▶ [WORK REQUIRED]
Which lines in the data below contain the word "moving"? Return each of them.

Data extracted from a collection:
****************

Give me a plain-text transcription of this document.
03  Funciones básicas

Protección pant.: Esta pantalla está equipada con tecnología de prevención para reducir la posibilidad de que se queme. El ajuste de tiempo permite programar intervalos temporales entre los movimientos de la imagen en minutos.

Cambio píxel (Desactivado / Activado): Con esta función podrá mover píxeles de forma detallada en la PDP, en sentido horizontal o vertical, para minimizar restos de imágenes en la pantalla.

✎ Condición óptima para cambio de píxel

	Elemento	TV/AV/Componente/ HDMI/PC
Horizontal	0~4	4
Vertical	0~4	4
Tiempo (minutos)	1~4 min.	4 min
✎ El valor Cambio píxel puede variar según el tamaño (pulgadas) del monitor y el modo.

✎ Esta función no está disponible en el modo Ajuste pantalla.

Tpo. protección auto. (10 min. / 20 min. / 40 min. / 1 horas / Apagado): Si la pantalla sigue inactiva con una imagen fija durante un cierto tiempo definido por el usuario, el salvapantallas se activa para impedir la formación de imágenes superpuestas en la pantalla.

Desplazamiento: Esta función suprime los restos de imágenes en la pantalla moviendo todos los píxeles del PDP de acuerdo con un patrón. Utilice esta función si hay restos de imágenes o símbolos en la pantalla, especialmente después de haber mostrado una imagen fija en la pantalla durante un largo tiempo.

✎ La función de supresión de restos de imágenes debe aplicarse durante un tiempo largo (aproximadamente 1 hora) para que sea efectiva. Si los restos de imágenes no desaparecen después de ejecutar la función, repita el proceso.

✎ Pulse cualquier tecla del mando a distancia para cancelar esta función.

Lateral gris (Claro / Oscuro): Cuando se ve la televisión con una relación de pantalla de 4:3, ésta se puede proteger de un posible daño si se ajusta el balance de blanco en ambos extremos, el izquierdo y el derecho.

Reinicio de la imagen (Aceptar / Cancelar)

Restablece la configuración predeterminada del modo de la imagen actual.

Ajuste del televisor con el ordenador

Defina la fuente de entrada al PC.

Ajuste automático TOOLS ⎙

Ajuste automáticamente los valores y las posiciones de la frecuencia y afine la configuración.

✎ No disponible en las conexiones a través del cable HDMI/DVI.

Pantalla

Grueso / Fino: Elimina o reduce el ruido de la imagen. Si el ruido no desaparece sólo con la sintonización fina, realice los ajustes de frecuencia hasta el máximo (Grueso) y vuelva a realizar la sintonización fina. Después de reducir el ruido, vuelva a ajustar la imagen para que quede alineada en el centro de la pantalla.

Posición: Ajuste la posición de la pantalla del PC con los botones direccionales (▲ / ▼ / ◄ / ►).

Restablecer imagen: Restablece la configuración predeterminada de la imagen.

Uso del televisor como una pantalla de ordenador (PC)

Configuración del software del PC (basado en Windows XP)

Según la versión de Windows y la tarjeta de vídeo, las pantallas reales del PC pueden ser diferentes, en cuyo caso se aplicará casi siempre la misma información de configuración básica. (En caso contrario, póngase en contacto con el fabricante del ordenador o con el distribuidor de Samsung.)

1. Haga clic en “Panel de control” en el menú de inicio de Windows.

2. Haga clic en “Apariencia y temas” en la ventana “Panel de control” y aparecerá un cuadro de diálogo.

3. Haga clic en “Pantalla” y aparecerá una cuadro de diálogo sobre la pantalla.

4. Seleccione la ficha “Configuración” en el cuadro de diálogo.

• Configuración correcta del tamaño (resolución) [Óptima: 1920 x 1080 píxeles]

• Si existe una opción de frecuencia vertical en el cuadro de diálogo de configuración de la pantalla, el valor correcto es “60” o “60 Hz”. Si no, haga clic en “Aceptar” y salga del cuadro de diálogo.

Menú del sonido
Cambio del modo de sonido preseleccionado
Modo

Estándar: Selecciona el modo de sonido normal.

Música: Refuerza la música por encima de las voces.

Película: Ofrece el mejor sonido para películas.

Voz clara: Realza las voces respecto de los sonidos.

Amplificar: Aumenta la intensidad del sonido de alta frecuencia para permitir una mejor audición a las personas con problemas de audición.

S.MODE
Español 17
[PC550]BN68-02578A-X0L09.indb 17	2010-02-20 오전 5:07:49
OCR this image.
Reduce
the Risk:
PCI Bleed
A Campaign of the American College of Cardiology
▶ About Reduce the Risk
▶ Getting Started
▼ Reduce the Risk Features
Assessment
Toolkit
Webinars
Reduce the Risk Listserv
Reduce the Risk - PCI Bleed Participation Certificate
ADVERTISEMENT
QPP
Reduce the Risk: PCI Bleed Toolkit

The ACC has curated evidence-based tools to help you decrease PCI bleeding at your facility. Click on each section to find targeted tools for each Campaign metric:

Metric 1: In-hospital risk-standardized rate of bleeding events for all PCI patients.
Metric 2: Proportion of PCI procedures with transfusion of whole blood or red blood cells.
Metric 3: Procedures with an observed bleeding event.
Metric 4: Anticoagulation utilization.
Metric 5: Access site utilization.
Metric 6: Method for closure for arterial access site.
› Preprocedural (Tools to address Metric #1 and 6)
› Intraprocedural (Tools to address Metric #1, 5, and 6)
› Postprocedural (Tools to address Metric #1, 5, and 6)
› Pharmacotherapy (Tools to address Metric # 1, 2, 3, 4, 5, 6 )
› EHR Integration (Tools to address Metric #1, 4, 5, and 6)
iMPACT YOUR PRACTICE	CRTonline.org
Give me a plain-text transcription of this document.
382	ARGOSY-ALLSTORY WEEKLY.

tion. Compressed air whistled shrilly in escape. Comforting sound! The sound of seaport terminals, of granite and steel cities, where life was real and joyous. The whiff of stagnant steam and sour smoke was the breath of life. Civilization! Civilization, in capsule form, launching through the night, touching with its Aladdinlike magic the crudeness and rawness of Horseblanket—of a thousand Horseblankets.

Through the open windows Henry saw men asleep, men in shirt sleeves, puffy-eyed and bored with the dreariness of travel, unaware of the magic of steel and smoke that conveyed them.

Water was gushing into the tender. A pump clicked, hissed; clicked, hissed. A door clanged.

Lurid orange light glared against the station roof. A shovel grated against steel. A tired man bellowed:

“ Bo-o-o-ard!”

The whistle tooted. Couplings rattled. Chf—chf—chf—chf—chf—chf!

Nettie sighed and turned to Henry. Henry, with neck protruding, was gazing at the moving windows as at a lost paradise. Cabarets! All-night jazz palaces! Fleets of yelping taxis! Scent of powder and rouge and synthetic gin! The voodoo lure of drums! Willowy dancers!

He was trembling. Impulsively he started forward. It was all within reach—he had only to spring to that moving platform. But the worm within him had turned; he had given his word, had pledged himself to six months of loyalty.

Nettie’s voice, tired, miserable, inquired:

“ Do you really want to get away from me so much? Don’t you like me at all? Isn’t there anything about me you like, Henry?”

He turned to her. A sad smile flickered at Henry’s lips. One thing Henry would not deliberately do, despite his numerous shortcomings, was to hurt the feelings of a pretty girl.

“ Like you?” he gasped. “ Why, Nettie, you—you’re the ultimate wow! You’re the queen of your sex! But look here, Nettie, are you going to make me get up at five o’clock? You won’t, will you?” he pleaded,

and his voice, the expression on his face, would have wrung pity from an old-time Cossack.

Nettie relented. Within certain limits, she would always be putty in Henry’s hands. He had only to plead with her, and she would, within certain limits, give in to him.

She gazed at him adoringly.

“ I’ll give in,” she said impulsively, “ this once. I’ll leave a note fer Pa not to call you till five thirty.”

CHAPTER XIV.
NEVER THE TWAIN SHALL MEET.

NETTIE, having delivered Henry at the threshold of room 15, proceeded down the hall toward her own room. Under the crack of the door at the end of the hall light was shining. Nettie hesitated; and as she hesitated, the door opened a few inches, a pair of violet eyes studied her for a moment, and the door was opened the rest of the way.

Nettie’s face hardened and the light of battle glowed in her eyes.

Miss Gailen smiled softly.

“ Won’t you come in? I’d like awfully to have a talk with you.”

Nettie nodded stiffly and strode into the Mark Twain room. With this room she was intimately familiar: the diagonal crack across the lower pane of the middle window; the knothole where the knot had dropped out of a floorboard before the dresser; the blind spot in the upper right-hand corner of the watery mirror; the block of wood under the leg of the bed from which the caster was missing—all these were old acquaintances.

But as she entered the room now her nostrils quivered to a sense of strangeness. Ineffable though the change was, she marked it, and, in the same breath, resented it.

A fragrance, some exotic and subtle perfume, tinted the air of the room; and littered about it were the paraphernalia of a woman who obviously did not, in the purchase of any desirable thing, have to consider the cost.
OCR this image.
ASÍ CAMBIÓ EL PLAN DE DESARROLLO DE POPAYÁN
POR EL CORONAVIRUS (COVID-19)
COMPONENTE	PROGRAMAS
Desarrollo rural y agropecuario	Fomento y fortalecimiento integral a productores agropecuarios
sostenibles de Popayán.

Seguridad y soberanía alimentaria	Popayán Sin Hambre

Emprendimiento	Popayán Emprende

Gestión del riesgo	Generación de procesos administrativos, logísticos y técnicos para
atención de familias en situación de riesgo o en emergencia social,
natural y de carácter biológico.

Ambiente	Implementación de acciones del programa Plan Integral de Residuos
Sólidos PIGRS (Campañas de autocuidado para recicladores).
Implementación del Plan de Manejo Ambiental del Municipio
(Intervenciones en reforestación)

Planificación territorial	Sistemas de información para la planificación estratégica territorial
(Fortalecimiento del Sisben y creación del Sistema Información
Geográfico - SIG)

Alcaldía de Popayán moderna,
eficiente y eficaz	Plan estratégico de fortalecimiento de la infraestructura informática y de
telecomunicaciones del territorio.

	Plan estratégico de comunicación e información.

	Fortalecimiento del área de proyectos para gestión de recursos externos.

****************

▶ [SOLUTION BELOW]
Nettie sighed and turned to Henry. Henry, with neck protruding, was gazing at the moving windows as at a lost paradise. Cabarets! All-night jazz palaces! Fleets of yelping taxis! Scent of powder and rouge and synthetic gin! The voodoo lure of drums! Willowy dancers!
He was trembling. Impulsively he started forward. It was all within reach—he had only to spring to that moving platform. But the worm within him had turned; he had given his word, had pledged himself to six months of loyalty.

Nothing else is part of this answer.